◆ Available records ◆
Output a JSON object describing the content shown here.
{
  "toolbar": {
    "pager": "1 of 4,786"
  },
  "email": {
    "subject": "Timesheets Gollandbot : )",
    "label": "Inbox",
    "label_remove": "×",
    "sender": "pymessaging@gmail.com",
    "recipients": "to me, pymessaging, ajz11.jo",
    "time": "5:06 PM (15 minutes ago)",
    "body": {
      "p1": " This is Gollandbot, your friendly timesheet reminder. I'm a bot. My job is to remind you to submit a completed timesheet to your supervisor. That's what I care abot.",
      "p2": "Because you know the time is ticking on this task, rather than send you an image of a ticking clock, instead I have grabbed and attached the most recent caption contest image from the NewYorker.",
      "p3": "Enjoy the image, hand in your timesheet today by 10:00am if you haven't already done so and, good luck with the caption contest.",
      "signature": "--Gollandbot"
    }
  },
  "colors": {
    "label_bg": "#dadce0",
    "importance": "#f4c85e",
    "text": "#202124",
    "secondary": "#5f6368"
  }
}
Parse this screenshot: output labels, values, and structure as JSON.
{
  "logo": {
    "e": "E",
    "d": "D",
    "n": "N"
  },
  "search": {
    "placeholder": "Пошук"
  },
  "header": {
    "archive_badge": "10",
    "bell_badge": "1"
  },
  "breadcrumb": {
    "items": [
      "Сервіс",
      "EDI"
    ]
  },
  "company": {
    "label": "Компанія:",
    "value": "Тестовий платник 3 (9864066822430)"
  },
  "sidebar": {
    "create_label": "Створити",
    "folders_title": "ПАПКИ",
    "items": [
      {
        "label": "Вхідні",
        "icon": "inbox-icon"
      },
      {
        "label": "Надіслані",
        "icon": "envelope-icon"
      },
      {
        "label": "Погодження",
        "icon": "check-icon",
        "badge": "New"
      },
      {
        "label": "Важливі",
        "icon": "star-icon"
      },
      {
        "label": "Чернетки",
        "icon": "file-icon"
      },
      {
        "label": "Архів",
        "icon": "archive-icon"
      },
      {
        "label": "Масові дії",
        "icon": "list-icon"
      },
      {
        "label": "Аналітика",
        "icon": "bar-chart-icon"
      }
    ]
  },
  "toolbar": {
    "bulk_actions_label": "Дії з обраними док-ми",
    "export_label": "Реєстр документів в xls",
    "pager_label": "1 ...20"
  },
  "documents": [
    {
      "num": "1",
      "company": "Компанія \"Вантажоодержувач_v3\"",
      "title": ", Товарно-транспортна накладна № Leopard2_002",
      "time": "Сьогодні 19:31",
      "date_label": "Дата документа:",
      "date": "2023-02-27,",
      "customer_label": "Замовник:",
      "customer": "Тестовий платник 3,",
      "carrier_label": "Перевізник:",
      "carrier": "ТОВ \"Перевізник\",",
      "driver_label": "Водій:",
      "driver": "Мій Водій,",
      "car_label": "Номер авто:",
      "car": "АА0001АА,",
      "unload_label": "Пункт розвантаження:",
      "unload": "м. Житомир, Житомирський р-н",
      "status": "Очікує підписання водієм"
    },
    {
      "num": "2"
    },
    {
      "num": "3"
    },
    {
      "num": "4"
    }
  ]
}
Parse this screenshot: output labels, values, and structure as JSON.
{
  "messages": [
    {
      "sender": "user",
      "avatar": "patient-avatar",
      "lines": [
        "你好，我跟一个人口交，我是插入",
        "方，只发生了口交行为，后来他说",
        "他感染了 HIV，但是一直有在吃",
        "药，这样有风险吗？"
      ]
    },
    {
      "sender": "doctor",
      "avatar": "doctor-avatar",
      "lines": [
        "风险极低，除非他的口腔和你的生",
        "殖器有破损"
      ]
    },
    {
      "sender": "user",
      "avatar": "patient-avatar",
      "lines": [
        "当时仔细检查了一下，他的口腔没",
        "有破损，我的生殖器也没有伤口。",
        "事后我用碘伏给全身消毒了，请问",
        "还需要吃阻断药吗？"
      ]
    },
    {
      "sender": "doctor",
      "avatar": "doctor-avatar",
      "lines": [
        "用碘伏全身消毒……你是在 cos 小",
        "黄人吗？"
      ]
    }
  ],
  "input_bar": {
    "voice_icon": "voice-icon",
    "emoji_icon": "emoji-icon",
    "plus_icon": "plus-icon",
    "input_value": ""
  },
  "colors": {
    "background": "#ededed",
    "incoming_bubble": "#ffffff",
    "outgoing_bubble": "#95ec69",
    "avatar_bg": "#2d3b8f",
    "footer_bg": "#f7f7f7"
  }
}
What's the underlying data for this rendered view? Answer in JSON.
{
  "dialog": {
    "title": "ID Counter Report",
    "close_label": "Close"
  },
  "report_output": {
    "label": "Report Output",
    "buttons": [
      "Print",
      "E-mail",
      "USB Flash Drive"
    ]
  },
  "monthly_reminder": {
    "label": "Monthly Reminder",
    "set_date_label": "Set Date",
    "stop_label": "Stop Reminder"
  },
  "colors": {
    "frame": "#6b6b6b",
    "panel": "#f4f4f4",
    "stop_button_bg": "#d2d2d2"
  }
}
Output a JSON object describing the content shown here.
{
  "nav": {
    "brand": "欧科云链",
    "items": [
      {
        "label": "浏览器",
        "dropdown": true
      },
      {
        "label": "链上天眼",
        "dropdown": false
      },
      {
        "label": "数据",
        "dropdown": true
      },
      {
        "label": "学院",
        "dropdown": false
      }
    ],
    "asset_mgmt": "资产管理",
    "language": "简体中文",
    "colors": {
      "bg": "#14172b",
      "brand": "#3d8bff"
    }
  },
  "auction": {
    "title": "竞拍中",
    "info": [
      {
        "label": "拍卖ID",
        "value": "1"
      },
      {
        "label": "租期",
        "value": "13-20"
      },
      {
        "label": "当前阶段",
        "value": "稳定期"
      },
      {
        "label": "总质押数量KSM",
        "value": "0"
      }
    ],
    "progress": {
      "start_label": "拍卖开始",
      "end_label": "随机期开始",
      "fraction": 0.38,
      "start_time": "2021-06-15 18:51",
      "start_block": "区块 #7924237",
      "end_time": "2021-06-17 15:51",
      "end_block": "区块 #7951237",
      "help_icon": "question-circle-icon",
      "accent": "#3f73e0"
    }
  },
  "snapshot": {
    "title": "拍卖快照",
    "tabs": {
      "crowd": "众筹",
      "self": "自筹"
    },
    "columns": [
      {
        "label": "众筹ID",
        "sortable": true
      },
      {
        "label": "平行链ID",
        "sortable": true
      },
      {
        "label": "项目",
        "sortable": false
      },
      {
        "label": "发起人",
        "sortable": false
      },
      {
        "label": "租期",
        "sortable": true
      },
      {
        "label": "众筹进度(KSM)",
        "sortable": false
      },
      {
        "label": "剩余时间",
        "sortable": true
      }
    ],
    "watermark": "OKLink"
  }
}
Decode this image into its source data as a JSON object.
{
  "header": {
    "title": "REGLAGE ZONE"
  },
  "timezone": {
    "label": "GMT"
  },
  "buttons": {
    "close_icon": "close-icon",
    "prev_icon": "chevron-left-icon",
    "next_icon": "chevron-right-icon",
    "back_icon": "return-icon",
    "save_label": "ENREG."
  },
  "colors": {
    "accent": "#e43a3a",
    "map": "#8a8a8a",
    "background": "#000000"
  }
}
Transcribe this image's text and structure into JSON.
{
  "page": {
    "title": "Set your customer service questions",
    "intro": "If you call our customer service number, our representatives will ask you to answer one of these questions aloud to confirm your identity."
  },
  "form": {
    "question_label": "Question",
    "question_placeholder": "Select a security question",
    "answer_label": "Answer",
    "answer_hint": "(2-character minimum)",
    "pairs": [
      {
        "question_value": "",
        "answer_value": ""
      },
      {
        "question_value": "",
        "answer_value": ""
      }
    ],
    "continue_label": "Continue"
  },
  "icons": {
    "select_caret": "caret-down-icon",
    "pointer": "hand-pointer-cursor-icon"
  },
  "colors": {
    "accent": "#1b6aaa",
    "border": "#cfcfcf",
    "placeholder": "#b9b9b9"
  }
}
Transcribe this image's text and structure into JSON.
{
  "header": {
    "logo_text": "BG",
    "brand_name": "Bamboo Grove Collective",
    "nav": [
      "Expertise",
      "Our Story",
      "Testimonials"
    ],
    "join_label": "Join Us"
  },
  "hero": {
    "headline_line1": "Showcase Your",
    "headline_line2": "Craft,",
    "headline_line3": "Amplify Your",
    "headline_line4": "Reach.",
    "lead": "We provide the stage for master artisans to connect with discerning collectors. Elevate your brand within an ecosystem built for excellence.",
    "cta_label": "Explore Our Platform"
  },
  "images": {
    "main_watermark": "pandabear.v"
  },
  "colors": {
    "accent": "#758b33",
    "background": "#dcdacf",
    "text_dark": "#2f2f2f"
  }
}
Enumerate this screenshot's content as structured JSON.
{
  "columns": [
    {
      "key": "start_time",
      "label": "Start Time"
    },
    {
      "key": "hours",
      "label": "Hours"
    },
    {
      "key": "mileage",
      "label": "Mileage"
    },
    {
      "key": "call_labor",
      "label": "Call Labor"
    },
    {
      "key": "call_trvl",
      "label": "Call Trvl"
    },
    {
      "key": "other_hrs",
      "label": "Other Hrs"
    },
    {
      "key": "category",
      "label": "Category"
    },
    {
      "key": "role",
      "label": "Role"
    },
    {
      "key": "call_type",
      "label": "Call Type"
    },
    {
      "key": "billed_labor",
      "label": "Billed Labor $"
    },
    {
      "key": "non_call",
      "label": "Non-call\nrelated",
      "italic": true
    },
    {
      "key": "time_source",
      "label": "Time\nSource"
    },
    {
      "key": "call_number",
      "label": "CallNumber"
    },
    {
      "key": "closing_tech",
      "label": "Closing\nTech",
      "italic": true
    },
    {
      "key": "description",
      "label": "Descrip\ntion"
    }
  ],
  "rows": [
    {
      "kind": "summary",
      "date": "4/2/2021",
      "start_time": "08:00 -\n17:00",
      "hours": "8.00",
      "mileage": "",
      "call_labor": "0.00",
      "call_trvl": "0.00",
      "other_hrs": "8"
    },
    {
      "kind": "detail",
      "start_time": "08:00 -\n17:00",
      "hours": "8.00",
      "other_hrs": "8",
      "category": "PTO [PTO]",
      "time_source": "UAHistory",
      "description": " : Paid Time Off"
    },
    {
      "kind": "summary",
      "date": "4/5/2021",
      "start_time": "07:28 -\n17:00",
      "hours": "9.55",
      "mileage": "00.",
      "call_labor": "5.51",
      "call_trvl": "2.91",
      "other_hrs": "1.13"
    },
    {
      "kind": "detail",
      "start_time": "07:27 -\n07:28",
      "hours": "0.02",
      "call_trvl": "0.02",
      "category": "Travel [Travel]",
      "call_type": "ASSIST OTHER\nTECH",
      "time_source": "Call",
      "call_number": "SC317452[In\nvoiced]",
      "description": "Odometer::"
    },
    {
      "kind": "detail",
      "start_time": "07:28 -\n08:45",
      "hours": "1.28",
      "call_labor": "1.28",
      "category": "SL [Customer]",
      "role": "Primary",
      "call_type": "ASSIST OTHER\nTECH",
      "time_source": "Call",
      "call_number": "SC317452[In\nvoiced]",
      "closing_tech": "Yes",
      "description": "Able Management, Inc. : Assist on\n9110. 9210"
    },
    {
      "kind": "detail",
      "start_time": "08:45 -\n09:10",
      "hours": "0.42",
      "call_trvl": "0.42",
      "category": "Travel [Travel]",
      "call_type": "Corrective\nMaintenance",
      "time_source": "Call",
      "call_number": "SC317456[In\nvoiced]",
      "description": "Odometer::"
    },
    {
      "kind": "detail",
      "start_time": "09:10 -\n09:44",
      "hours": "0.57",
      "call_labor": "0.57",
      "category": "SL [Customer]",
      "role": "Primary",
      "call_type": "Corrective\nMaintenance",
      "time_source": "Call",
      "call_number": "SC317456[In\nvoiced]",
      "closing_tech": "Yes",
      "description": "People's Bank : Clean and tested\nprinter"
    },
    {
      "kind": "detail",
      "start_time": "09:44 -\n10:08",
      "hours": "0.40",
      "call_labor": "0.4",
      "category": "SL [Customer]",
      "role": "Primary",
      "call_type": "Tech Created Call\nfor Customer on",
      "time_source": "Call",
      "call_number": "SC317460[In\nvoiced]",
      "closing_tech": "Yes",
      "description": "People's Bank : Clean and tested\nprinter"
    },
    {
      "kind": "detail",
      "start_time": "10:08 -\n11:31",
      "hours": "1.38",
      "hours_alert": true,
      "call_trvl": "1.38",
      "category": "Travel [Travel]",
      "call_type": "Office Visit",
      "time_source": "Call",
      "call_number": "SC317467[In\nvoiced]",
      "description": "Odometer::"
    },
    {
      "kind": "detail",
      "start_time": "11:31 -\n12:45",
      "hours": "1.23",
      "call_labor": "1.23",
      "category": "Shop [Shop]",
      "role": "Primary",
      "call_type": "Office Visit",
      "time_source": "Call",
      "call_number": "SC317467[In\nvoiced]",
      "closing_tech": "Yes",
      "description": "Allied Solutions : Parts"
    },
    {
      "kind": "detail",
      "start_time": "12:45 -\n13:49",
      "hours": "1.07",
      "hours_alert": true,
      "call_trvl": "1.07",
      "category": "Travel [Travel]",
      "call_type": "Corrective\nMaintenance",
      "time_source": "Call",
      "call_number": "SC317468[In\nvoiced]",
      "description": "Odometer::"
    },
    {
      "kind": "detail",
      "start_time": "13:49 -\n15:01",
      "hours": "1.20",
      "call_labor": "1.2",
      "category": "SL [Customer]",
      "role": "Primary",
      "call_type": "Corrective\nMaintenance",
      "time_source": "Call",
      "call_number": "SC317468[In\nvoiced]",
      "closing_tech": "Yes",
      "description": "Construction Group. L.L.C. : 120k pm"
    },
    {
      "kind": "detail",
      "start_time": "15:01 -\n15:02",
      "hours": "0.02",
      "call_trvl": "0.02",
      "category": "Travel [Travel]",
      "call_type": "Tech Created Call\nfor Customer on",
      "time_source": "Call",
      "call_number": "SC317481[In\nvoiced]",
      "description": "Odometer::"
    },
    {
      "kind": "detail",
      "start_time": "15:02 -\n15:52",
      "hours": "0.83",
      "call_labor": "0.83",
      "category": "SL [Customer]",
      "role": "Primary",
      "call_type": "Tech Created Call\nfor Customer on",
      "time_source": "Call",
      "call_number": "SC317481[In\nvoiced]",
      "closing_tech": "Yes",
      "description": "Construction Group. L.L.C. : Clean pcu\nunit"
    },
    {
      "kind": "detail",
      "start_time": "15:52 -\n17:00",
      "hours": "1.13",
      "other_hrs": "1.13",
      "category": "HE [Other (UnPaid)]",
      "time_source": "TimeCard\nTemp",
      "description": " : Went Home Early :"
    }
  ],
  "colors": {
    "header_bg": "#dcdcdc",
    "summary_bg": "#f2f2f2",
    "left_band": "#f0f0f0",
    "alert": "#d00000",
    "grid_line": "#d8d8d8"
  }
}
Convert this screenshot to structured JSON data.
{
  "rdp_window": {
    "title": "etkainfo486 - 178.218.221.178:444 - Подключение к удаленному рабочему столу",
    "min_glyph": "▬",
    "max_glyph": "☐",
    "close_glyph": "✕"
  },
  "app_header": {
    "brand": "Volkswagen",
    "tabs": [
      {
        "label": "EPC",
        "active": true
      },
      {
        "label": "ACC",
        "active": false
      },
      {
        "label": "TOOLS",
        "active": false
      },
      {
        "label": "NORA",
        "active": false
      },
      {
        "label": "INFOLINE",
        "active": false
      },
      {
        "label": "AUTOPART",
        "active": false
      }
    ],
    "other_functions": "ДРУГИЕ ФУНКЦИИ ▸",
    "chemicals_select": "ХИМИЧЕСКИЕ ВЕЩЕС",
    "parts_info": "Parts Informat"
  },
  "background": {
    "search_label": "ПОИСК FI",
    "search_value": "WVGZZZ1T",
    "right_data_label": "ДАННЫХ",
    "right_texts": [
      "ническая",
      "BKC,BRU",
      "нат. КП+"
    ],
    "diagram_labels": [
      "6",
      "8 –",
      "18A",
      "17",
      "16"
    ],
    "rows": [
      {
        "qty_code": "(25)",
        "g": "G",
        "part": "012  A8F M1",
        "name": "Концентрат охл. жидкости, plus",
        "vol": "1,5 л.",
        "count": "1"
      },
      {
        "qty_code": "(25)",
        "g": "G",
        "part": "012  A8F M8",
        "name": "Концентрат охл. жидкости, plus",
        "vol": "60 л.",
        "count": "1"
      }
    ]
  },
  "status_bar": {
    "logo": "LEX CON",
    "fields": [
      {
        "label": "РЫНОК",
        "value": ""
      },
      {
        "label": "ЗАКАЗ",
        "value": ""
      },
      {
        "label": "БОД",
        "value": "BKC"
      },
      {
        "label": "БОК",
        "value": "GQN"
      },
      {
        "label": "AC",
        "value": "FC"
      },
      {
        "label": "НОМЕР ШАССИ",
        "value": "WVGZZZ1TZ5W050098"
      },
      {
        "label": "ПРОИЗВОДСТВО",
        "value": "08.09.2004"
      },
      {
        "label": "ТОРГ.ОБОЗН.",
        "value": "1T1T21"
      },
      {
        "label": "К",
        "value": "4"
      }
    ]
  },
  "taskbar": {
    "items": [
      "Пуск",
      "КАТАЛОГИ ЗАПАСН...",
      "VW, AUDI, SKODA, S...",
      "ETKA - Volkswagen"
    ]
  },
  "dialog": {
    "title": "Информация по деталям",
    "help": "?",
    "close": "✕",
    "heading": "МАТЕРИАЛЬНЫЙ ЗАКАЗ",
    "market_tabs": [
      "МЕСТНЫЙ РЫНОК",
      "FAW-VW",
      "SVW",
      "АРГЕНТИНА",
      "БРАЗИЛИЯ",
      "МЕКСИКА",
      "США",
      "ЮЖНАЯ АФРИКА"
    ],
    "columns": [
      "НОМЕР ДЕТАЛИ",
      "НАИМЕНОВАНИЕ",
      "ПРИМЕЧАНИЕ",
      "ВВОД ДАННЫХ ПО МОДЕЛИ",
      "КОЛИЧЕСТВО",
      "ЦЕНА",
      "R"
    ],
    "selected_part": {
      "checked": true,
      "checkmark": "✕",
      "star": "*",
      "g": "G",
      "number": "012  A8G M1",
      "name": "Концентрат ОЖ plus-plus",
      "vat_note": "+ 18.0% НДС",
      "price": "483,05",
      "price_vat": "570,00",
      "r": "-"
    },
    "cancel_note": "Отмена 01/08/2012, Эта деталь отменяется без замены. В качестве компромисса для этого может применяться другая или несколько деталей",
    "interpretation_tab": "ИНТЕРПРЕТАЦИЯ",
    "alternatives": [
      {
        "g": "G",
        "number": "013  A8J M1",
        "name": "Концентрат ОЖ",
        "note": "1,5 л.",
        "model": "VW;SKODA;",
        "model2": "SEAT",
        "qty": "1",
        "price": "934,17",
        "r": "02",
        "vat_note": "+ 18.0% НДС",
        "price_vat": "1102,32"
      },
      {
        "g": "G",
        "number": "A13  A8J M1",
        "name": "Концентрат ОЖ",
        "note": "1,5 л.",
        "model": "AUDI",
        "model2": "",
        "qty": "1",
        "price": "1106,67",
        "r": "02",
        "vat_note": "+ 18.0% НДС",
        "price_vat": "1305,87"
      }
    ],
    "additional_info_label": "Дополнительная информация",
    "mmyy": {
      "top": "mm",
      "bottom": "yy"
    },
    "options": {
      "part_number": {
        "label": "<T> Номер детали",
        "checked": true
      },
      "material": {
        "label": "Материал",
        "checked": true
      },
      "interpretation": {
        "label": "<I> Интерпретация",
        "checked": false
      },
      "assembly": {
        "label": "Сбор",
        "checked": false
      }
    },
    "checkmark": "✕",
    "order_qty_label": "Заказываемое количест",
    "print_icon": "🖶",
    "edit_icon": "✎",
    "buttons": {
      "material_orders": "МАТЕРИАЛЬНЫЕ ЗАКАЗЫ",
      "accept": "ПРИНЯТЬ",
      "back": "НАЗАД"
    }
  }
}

◆ Exercise ◆
Pick out all lines containing the string "pymessaging".

◆ Response below ◆
    "sender": "pymessaging@gmail.com",
    "recipients": "to me, pymessaging, ajz11.jo",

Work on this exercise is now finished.